## Material for the task

◇ ◇ ◇

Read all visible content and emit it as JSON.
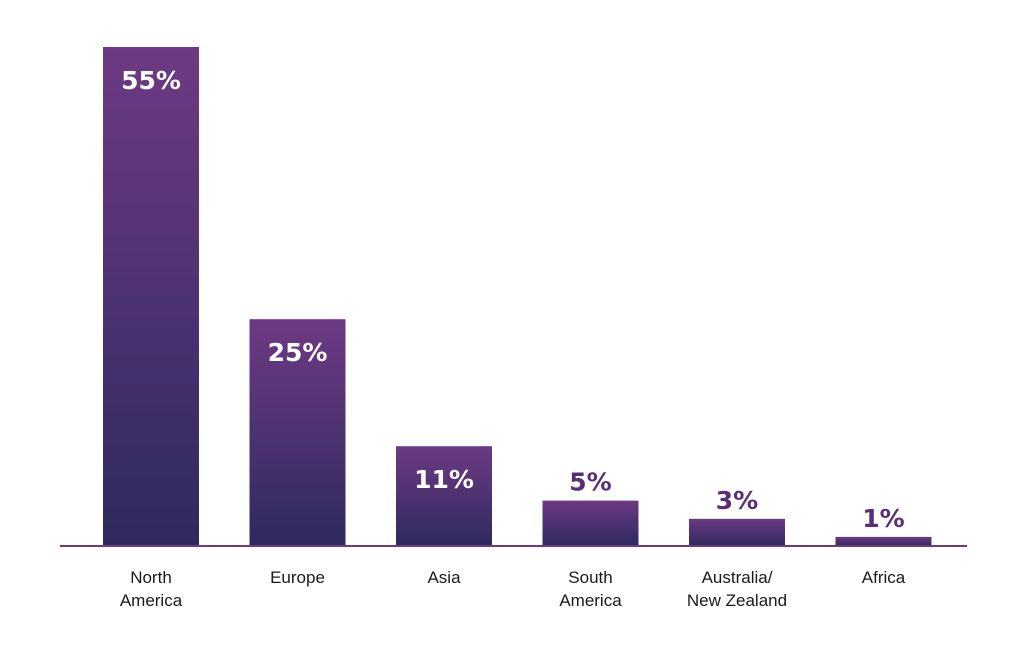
{
  "chart_data": {
    "type": "bar",
    "categories": [
      [
        "North",
        "America"
      ],
      [
        "Europe"
      ],
      [
        "Asia"
      ],
      [
        "South",
        "America"
      ],
      [
        "Australia/",
        "New Zealand"
      ],
      [
        "Africa"
      ]
    ],
    "values": [
      55,
      25,
      11,
      5,
      3,
      1
    ],
    "value_labels": [
      "55%",
      "25%",
      "11%",
      "5%",
      "3%",
      "1%"
    ],
    "ylim": [
      0,
      55
    ],
    "grid": false,
    "legend": "none",
    "colors": {
      "bar_top": "#6d3a83",
      "bar_bottom": "#2e2a5f",
      "baseline": "#6d3a83",
      "label_inside": "#ffffff",
      "label_outside": "#5b2d79"
    }
  }
}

◇ ◇ ◇

## What you will do
Set the data above down again exactly as given, with no pictures.

## Expected answer
Read all visible content and emit it as JSON.
{
  "chart_data": {
    "type": "bar",
    "categories": [
      [
        "North",
        "America"
      ],
      [
        "Europe"
      ],
      [
        "Asia"
      ],
      [
        "South",
        "America"
      ],
      [
        "Australia/",
        "New Zealand"
      ],
      [
        "Africa"
      ]
    ],
    "values": [
      55,
      25,
      11,
      5,
      3,
      1
    ],
    "value_labels": [
      "55%",
      "25%",
      "11%",
      "5%",
      "3%",
      "1%"
    ],
    "ylim": [
      0,
      55
    ],
    "grid": false,
    "legend": "none",
    "colors": {
      "bar_top": "#6d3a83",
      "bar_bottom": "#2e2a5f",
      "baseline": "#6d3a83",
      "label_inside": "#ffffff",
      "label_outside": "#5b2d79"
    }
  }
}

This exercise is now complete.